Uma análise corajosa e provocadora sobre a crise de identidade do Ocidente. - The Spectator
Em 'A Guerra ao Ocidente', Douglas Murray, um dos mais perspicazes pensadores contemporâneos, mergulha na complexa e muitas vezes contraditória narrativa que cerca o legado da civilização ocidental. A obra questiona a seletividade com que a história é abordada hoje, onde as nações ocidentais são incessantemente compelidas a confrontar seus erros passados – como a escravatura, o genocídio e a exploração – enquanto as falhas e atrocidades de outras culturas são frequentemente ignoradas ou justificadas.
Murray expõe a hipocrisia de uma retórica antiocidental que condena atos de xenofobia e discriminação no Ocidente, mas silencia diante de racismos e genocídios em outras partes do mundo. Ele argumenta que essa 'fraude intelectual' não apenas distorce a verdade histórica, mas também serve aos interesses de tiranos, desviando a atenção de suas próprias transgressões. O autor desafia o leitor a refletir sobre a validade de uma cultura que celebra os feitos de outras civilizações, mas demoniza os seus próprios triunfos como reacionários ou colonialistas.
Com a mesma acuidade que marcou seu best-seller 'A Insanidade das Massas', Murray oferece uma análise contundente sobre como o Ocidente se deixou enredar em uma espiral de auto-flagelação, minando suas próprias bases e valores. Este livro é um chamado urgente para uma avaliação honesta e equilibrada da história, defendendo a importância de reconhecer tanto as sombras quanto as luzes que moldaram a identidade ocidental, e a necessidade de resistir à narrativa unilateral que ameaça desmantelar suas conquistas.

**Enunciado**
Qual best-seller anterior de Douglas Murray o trecho acima menciona?

**Dados fornecidos**
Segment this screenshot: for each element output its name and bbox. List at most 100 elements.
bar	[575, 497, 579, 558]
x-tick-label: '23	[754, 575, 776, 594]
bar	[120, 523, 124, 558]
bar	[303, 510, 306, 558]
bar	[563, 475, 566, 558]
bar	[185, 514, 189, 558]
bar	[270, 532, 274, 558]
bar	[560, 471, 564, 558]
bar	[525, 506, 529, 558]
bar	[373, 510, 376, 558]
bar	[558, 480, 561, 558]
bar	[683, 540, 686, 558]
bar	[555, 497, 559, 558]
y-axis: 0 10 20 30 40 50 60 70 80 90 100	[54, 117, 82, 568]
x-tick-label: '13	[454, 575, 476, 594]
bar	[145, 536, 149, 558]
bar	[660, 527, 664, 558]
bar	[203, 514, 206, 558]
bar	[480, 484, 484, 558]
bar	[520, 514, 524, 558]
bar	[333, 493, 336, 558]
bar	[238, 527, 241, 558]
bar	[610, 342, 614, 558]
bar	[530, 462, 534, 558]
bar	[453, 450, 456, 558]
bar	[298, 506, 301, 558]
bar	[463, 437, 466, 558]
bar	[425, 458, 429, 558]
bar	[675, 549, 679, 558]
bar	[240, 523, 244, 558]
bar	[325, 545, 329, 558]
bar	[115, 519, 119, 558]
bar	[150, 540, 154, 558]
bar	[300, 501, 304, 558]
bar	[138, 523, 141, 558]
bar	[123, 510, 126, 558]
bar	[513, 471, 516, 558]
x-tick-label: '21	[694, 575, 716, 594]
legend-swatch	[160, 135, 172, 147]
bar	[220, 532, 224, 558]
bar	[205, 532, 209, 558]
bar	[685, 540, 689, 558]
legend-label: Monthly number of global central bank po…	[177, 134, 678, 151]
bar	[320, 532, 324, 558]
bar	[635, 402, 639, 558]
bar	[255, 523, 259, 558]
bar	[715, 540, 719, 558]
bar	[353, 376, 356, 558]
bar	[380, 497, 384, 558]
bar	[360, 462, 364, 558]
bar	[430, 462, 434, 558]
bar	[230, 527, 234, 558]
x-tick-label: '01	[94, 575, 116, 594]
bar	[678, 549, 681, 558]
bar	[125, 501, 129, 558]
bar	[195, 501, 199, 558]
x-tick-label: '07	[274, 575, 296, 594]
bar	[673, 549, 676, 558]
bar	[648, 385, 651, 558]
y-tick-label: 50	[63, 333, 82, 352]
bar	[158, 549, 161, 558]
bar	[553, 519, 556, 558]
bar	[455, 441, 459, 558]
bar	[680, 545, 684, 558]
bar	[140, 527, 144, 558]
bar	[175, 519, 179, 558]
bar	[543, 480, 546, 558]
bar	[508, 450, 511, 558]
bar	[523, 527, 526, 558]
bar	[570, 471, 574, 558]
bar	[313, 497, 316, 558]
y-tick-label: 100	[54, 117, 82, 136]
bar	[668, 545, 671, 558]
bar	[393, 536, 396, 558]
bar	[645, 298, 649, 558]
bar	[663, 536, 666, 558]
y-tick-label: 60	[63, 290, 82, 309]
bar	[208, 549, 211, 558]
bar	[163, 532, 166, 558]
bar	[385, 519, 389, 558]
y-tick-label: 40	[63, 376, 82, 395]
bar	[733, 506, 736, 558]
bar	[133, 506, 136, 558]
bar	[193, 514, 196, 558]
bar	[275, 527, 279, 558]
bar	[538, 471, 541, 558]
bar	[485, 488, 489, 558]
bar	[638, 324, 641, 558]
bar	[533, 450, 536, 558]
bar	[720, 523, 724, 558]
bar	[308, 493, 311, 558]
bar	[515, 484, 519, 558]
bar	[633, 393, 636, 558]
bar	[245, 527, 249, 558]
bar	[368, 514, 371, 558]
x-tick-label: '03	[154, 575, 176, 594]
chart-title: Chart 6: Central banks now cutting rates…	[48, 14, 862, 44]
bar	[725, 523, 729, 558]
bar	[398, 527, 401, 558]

**Resposta**
'A Insanidade das Massas'.